#### WRITTEN EXERCISE:
Below are records to transcribe exactly, without their pictures.

(Figure record extracts)

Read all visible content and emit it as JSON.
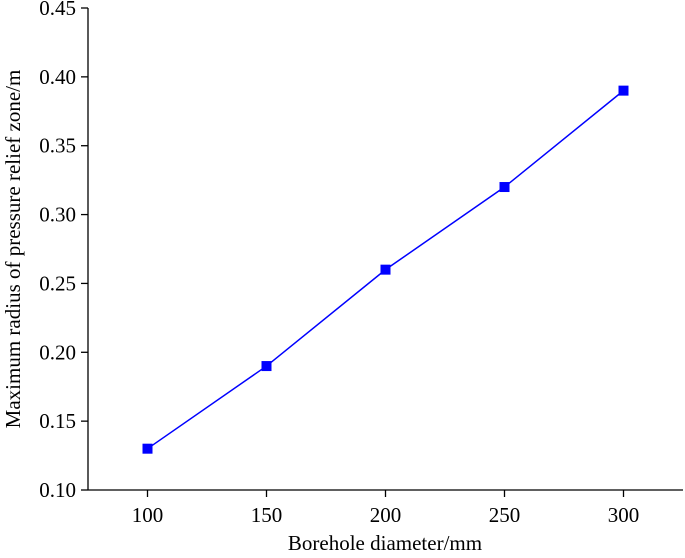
{
  "chart_data": {
    "type": "line",
    "x_label": "Borehole diameter/mm",
    "y_label": "Maximum radius of pressure relief zone/m",
    "x": [
      100,
      150,
      200,
      250,
      300
    ],
    "series": [
      {
        "name": "Maximum radius",
        "color": "#0000ff",
        "values": [
          0.13,
          0.19,
          0.26,
          0.32,
          0.39
        ]
      }
    ],
    "xlim": [
      75,
      325
    ],
    "xticks": [
      100,
      150,
      200,
      250,
      300
    ],
    "ylim": [
      0.1,
      0.45
    ],
    "yticks": [
      {
        "value": 0.1,
        "label": "0.10"
      },
      0.15,
      {
        "value": 0.2,
        "label": "0.20"
      },
      0.25,
      {
        "value": 0.3,
        "label": "0.30"
      },
      0.35,
      {
        "value": 0.4,
        "label": "0.40"
      },
      0.45
    ],
    "markers": "square",
    "grid": false
  }
}
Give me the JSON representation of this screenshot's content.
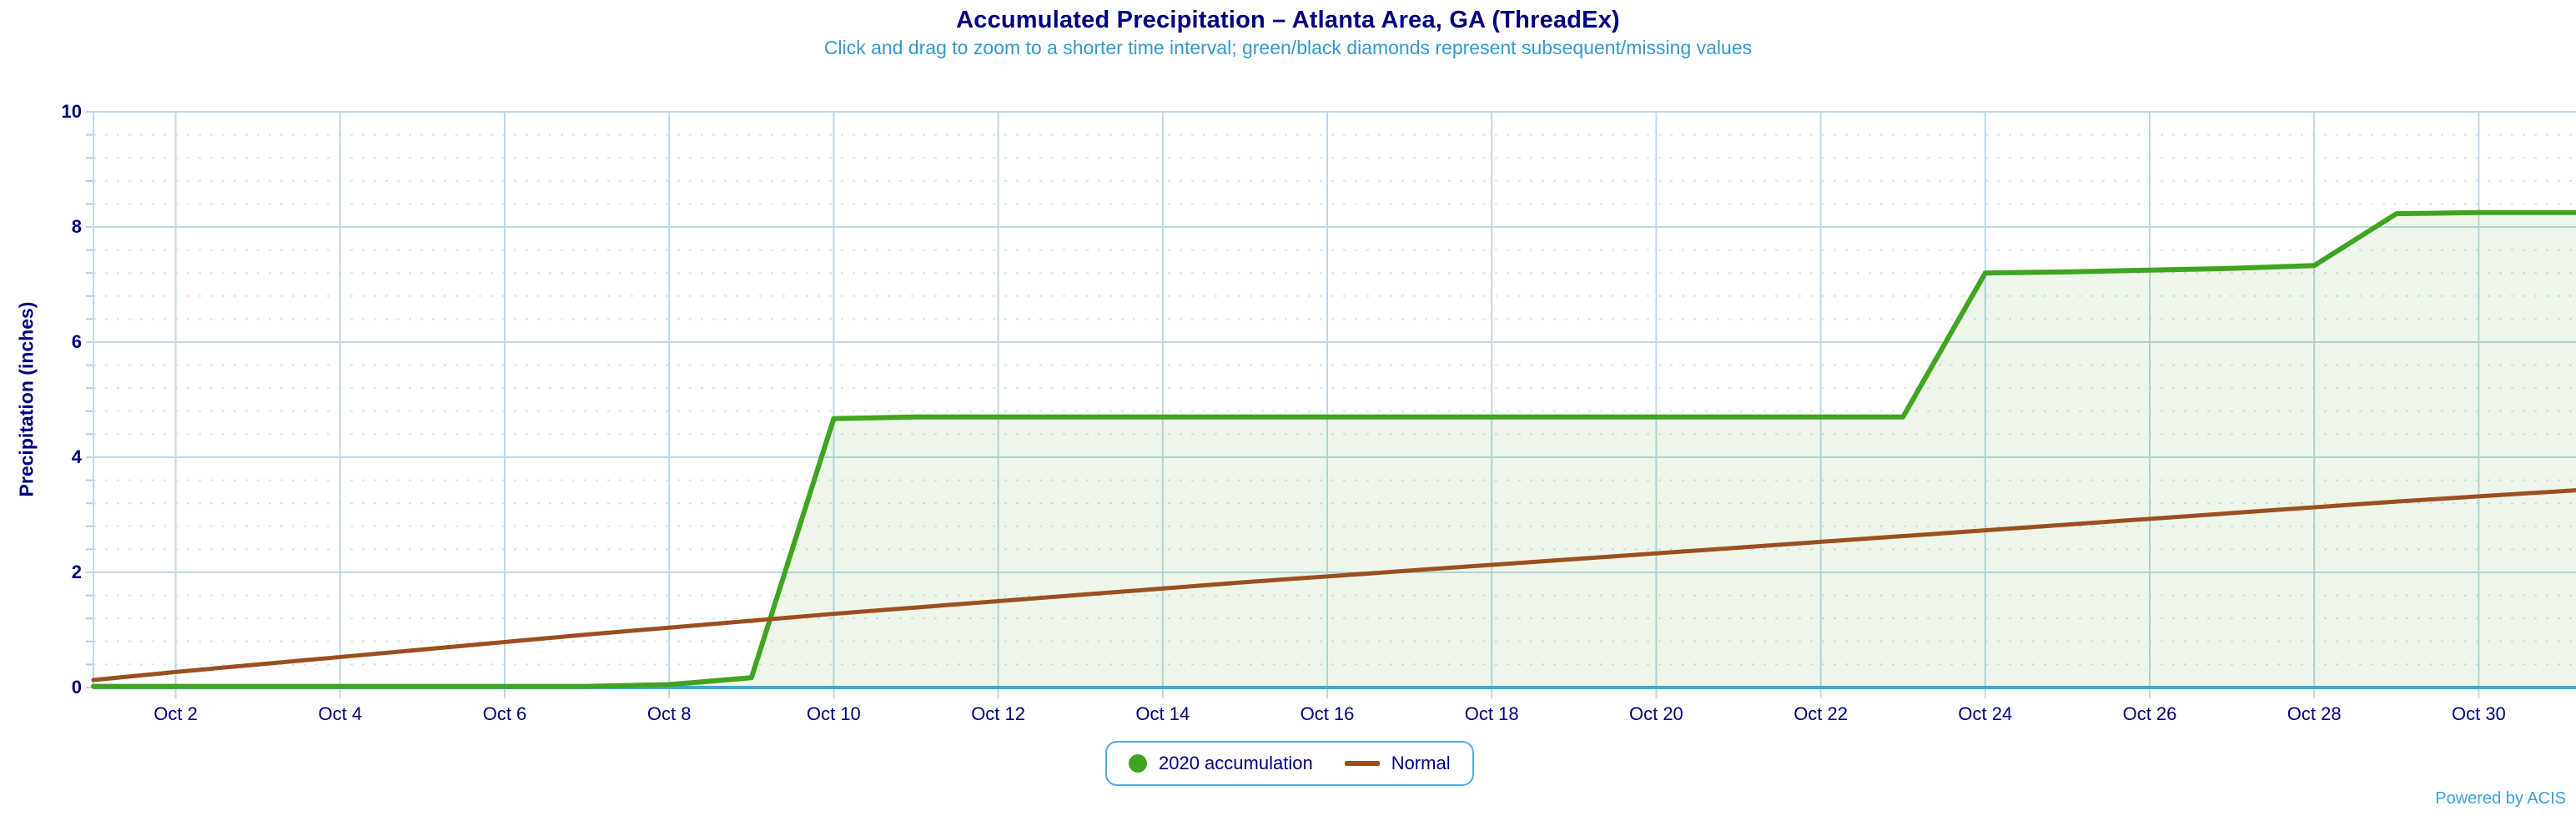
{
  "header": {
    "title": "Accumulated Precipitation – Atlanta Area, GA (ThreadEx)",
    "subtitle": "Click and drag to zoom to a shorter time interval; green/black diamonds represent subsequent/missing values"
  },
  "credits": "Powered by ACIS",
  "colors": {
    "title": "#000080",
    "subtitle": "#3399cc",
    "axis_label": "#000080",
    "grid_major": "#bdd7e9",
    "grid_minor": "#d6e3ee",
    "minor_tick": "#b6cfe2",
    "axis_line": "#3fa8da",
    "plot_border": "#bdd7e9",
    "legend_border": "#54a9dc",
    "credits": "#3ba0d8"
  },
  "chart_data": {
    "type": "line",
    "title": "Accumulated Precipitation – Atlanta Area, GA (ThreadEx)",
    "xlabel": "",
    "ylabel": "Precipitation (inches)",
    "ylim": [
      0,
      10
    ],
    "y_ticks": [
      0,
      2,
      4,
      6,
      8,
      10
    ],
    "y_minor_step": 0.4,
    "grid": true,
    "legend_position": "bottom-center",
    "x_days": [
      1,
      2,
      3,
      4,
      5,
      6,
      7,
      8,
      9,
      10,
      11,
      12,
      13,
      14,
      15,
      16,
      17,
      18,
      19,
      20,
      21,
      22,
      23,
      24,
      25,
      26,
      27,
      28,
      29,
      30,
      31
    ],
    "x_tick_days": [
      2,
      4,
      6,
      8,
      10,
      12,
      14,
      16,
      18,
      20,
      22,
      24,
      26,
      28,
      30
    ],
    "x_tick_labels": [
      "Oct 2",
      "Oct 4",
      "Oct 6",
      "Oct 8",
      "Oct 10",
      "Oct 12",
      "Oct 14",
      "Oct 16",
      "Oct 18",
      "Oct 20",
      "Oct 22",
      "Oct 24",
      "Oct 26",
      "Oct 28",
      "Oct 30"
    ],
    "series": [
      {
        "name": "2020 accumulation",
        "color": "#3fa41f",
        "fill": "rgba(76,165,40,0.10)",
        "marker": "circle",
        "line_width": 6,
        "values": [
          0.02,
          0.02,
          0.02,
          0.02,
          0.02,
          0.02,
          0.02,
          0.05,
          0.17,
          4.67,
          4.7,
          4.7,
          4.7,
          4.7,
          4.7,
          4.7,
          4.7,
          4.7,
          4.7,
          4.7,
          4.7,
          4.7,
          4.7,
          7.2,
          7.22,
          7.25,
          7.28,
          7.33,
          8.23,
          8.25,
          8.25
        ]
      },
      {
        "name": "Normal",
        "color": "#9c4f1d",
        "fill": null,
        "marker": "line",
        "line_width": 5,
        "values": [
          0.13,
          0.27,
          0.4,
          0.53,
          0.66,
          0.79,
          0.92,
          1.04,
          1.16,
          1.28,
          1.39,
          1.5,
          1.61,
          1.72,
          1.83,
          1.93,
          2.03,
          2.13,
          2.23,
          2.33,
          2.43,
          2.53,
          2.63,
          2.73,
          2.83,
          2.93,
          3.03,
          3.13,
          3.23,
          3.32,
          3.41
        ]
      }
    ]
  }
}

#### FINAL RESULT:
Read all visible content and emit it as JSON.
{
  "chart_data": {
    "type": "line",
    "x_label": "Borehole diameter/mm",
    "y_label": "Maximum radius of pressure relief zone/m",
    "x": [
      100,
      150,
      200,
      250,
      300
    ],
    "series": [
      {
        "name": "Maximum radius",
        "color": "#0000ff",
        "values": [
          0.13,
          0.19,
          0.26,
          0.32,
          0.39
        ]
      }
    ],
    "xlim": [
      75,
      325
    ],
    "xticks": [
      100,
      150,
      200,
      250,
      300
    ],
    "ylim": [
      0.1,
      0.45
    ],
    "yticks": [
      {
        "value": 0.1,
        "label": "0.10"
      },
      0.15,
      {
        "value": 0.2,
        "label": "0.20"
      },
      0.25,
      {
        "value": 0.3,
        "label": "0.30"
      },
      0.35,
      {
        "value": 0.4,
        "label": "0.40"
      },
      0.45
    ],
    "markers": "square",
    "grid": false
  }
}
Give me the JSON representation of this screenshot's content.
{
  "header": {
    "title": "Accumulated Precipitation – Atlanta Area, GA (ThreadEx)",
    "subtitle": "Click and drag to zoom to a shorter time interval; green/black diamonds represent subsequent/missing values"
  },
  "credits": "Powered by ACIS",
  "colors": {
    "title": "#000080",
    "subtitle": "#3399cc",
    "axis_label": "#000080",
    "grid_major": "#bdd7e9",
    "grid_minor": "#d6e3ee",
    "minor_tick": "#b6cfe2",
    "axis_line": "#3fa8da",
    "plot_border": "#bdd7e9",
    "legend_border": "#54a9dc",
    "credits": "#3ba0d8"
  },
  "chart_data": {
    "type": "line",
    "title": "Accumulated Precipitation – Atlanta Area, GA (ThreadEx)",
    "xlabel": "",
    "ylabel": "Precipitation (inches)",
    "ylim": [
      0,
      10
    ],
    "y_ticks": [
      0,
      2,
      4,
      6,
      8,
      10
    ],
    "y_minor_step": 0.4,
    "grid": true,
    "legend_position": "bottom-center",
    "x_days": [
      1,
      2,
      3,
      4,
      5,
      6,
      7,
      8,
      9,
      10,
      11,
      12,
      13,
      14,
      15,
      16,
      17,
      18,
      19,
      20,
      21,
      22,
      23,
      24,
      25,
      26,
      27,
      28,
      29,
      30,
      31
    ],
    "x_tick_days": [
      2,
      4,
      6,
      8,
      10,
      12,
      14,
      16,
      18,
      20,
      22,
      24,
      26,
      28,
      30
    ],
    "x_tick_labels": [
      "Oct 2",
      "Oct 4",
      "Oct 6",
      "Oct 8",
      "Oct 10",
      "Oct 12",
      "Oct 14",
      "Oct 16",
      "Oct 18",
      "Oct 20",
      "Oct 22",
      "Oct 24",
      "Oct 26",
      "Oct 28",
      "Oct 30"
    ],
    "series": [
      {
        "name": "2020 accumulation",
        "color": "#3fa41f",
        "fill": "rgba(76,165,40,0.10)",
        "marker": "circle",
        "line_width": 6,
        "values": [
          0.02,
          0.02,
          0.02,
          0.02,
          0.02,
          0.02,
          0.02,
          0.05,
          0.17,
          4.67,
          4.7,
          4.7,
          4.7,
          4.7,
          4.7,
          4.7,
          4.7,
          4.7,
          4.7,
          4.7,
          4.7,
          4.7,
          4.7,
          7.2,
          7.22,
          7.25,
          7.28,
          7.33,
          8.23,
          8.25,
          8.25
        ]
      },
      {
        "name": "Normal",
        "color": "#9c4f1d",
        "fill": null,
        "marker": "line",
        "line_width": 5,
        "values": [
          0.13,
          0.27,
          0.4,
          0.53,
          0.66,
          0.79,
          0.92,
          1.04,
          1.16,
          1.28,
          1.39,
          1.5,
          1.61,
          1.72,
          1.83,
          1.93,
          2.03,
          2.13,
          2.23,
          2.33,
          2.43,
          2.53,
          2.63,
          2.73,
          2.83,
          2.93,
          3.03,
          3.13,
          3.23,
          3.32,
          3.41
        ]
      }
    ]
  }
}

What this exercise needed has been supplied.